• [Required task]: Write out the entries again exactly as they are given.

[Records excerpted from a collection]

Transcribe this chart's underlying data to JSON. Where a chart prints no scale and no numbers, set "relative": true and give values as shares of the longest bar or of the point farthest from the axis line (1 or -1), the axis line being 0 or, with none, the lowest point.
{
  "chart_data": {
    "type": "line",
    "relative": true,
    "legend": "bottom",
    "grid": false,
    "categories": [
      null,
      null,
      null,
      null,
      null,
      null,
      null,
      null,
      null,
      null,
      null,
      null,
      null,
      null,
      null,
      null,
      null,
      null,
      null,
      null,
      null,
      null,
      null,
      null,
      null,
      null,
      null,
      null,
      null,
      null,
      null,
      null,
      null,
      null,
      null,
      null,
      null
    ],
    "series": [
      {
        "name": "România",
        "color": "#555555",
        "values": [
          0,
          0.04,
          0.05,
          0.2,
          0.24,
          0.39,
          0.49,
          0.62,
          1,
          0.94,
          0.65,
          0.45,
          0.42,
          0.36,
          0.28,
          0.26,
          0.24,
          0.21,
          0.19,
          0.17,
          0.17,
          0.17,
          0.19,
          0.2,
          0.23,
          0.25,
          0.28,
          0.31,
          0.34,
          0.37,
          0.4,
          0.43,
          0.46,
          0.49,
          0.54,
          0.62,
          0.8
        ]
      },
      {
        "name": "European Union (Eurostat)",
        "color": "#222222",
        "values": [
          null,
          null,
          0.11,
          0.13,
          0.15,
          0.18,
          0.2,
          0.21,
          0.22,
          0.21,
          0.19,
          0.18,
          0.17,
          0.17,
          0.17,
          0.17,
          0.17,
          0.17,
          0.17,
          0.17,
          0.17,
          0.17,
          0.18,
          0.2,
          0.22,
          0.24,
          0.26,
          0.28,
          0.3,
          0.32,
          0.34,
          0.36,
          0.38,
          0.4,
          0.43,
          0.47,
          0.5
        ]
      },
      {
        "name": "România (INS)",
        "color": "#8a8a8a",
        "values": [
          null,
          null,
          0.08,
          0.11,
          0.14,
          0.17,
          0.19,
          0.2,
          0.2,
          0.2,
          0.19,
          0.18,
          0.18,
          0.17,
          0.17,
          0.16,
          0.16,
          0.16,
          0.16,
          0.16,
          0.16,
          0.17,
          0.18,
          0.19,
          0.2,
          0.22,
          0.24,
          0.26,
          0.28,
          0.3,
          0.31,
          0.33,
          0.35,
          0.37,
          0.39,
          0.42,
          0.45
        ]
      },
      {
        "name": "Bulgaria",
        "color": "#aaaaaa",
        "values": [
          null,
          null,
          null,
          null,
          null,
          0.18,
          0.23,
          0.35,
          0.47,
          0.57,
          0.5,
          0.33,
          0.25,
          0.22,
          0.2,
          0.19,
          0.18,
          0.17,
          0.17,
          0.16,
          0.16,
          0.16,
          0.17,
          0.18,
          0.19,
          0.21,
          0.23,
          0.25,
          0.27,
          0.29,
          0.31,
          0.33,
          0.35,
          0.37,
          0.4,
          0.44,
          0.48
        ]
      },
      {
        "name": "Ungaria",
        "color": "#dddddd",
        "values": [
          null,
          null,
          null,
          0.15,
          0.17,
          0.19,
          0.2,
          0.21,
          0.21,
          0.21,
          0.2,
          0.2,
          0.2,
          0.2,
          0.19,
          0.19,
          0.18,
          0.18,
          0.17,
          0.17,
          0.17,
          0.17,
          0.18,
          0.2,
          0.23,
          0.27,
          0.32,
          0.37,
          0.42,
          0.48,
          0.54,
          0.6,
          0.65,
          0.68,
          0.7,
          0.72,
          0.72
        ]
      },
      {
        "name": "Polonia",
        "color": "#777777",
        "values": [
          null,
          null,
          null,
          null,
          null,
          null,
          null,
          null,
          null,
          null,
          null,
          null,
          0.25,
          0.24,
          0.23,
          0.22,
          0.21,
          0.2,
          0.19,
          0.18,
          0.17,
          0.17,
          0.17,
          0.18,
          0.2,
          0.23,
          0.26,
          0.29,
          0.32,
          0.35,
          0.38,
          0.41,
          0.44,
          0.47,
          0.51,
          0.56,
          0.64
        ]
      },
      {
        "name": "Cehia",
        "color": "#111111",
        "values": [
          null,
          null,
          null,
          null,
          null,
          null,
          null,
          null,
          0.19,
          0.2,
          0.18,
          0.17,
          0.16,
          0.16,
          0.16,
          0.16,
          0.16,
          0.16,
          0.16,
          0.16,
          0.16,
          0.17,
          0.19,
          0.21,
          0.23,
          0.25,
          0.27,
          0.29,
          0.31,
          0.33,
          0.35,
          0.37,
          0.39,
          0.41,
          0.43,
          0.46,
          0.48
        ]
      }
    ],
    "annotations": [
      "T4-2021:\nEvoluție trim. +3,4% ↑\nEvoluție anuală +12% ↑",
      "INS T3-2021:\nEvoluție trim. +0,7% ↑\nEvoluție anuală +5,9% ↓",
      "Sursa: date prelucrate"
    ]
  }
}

• [Exercise answer]:
Transcribe this chart's underlying data to JSON. Where a chart prints no scale and no numbers, set "relative": true and give values as shares of the longest bar or of the point farthest from the axis line (1 or -1), the axis line being 0 or, with none, the lowest point.
{
  "chart_data": {
    "type": "line",
    "relative": true,
    "legend": "bottom",
    "grid": false,
    "categories": [
      null,
      null,
      null,
      null,
      null,
      null,
      null,
      null,
      null,
      null,
      null,
      null,
      null,
      null,
      null,
      null,
      null,
      null,
      null,
      null,
      null,
      null,
      null,
      null,
      null,
      null,
      null,
      null,
      null,
      null,
      null,
      null,
      null,
      null,
      null,
      null,
      null
    ],
    "series": [
      {
        "name": "România",
        "color": "#555555",
        "values": [
          0,
          0.04,
          0.05,
          0.2,
          0.24,
          0.39,
          0.49,
          0.62,
          1,
          0.94,
          0.65,
          0.45,
          0.42,
          0.36,
          0.28,
          0.26,
          0.24,
          0.21,
          0.19,
          0.17,
          0.17,
          0.17,
          0.19,
          0.2,
          0.23,
          0.25,
          0.28,
          0.31,
          0.34,
          0.37,
          0.4,
          0.43,
          0.46,
          0.49,
          0.54,
          0.62,
          0.8
        ]
      },
      {
        "name": "European Union (Eurostat)",
        "color": "#222222",
        "values": [
          null,
          null,
          0.11,
          0.13,
          0.15,
          0.18,
          0.2,
          0.21,
          0.22,
          0.21,
          0.19,
          0.18,
          0.17,
          0.17,
          0.17,
          0.17,
          0.17,
          0.17,
          0.17,
          0.17,
          0.17,
          0.17,
          0.18,
          0.2,
          0.22,
          0.24,
          0.26,
          0.28,
          0.3,
          0.32,
          0.34,
          0.36,
          0.38,
          0.4,
          0.43,
          0.47,
          0.5
        ]
      },
      {
        "name": "România (INS)",
        "color": "#8a8a8a",
        "values": [
          null,
          null,
          0.08,
          0.11,
          0.14,
          0.17,
          0.19,
          0.2,
          0.2,
          0.2,
          0.19,
          0.18,
          0.18,
          0.17,
          0.17,
          0.16,
          0.16,
          0.16,
          0.16,
          0.16,
          0.16,
          0.17,
          0.18,
          0.19,
          0.2,
          0.22,
          0.24,
          0.26,
          0.28,
          0.3,
          0.31,
          0.33,
          0.35,
          0.37,
          0.39,
          0.42,
          0.45
        ]
      },
      {
        "name": "Bulgaria",
        "color": "#aaaaaa",
        "values": [
          null,
          null,
          null,
          null,
          null,
          0.18,
          0.23,
          0.35,
          0.47,
          0.57,
          0.5,
          0.33,
          0.25,
          0.22,
          0.2,
          0.19,
          0.18,
          0.17,
          0.17,
          0.16,
          0.16,
          0.16,
          0.17,
          0.18,
          0.19,
          0.21,
          0.23,
          0.25,
          0.27,
          0.29,
          0.31,
          0.33,
          0.35,
          0.37,
          0.4,
          0.44,
          0.48
        ]
      },
      {
        "name": "Ungaria",
        "color": "#dddddd",
        "values": [
          null,
          null,
          null,
          0.15,
          0.17,
          0.19,
          0.2,
          0.21,
          0.21,
          0.21,
          0.2,
          0.2,
          0.2,
          0.2,
          0.19,
          0.19,
          0.18,
          0.18,
          0.17,
          0.17,
          0.17,
          0.17,
          0.18,
          0.2,
          0.23,
          0.27,
          0.32,
          0.37,
          0.42,
          0.48,
          0.54,
          0.6,
          0.65,
          0.68,
          0.7,
          0.72,
          0.72
        ]
      },
      {
        "name": "Polonia",
        "color": "#777777",
        "values": [
          null,
          null,
          null,
          null,
          null,
          null,
          null,
          null,
          null,
          null,
          null,
          null,
          0.25,
          0.24,
          0.23,
          0.22,
          0.21,
          0.2,
          0.19,
          0.18,
          0.17,
          0.17,
          0.17,
          0.18,
          0.2,
          0.23,
          0.26,
          0.29,
          0.32,
          0.35,
          0.38,
          0.41,
          0.44,
          0.47,
          0.51,
          0.56,
          0.64
        ]
      },
      {
        "name": "Cehia",
        "color": "#111111",
        "values": [
          null,
          null,
          null,
          null,
          null,
          null,
          null,
          null,
          0.19,
          0.2,
          0.18,
          0.17,
          0.16,
          0.16,
          0.16,
          0.16,
          0.16,
          0.16,
          0.16,
          0.16,
          0.16,
          0.17,
          0.19,
          0.21,
          0.23,
          0.25,
          0.27,
          0.29,
          0.31,
          0.33,
          0.35,
          0.37,
          0.39,
          0.41,
          0.43,
          0.46,
          0.48
        ]
      }
    ],
    "annotations": [
      "T4-2021:\nEvoluție trim. +3,4% ↑\nEvoluție anuală +12% ↑",
      "INS T3-2021:\nEvoluție trim. +0,7% ↑\nEvoluție anuală +5,9% ↓",
      "Sursa: date prelucrate"
    ]
  }
}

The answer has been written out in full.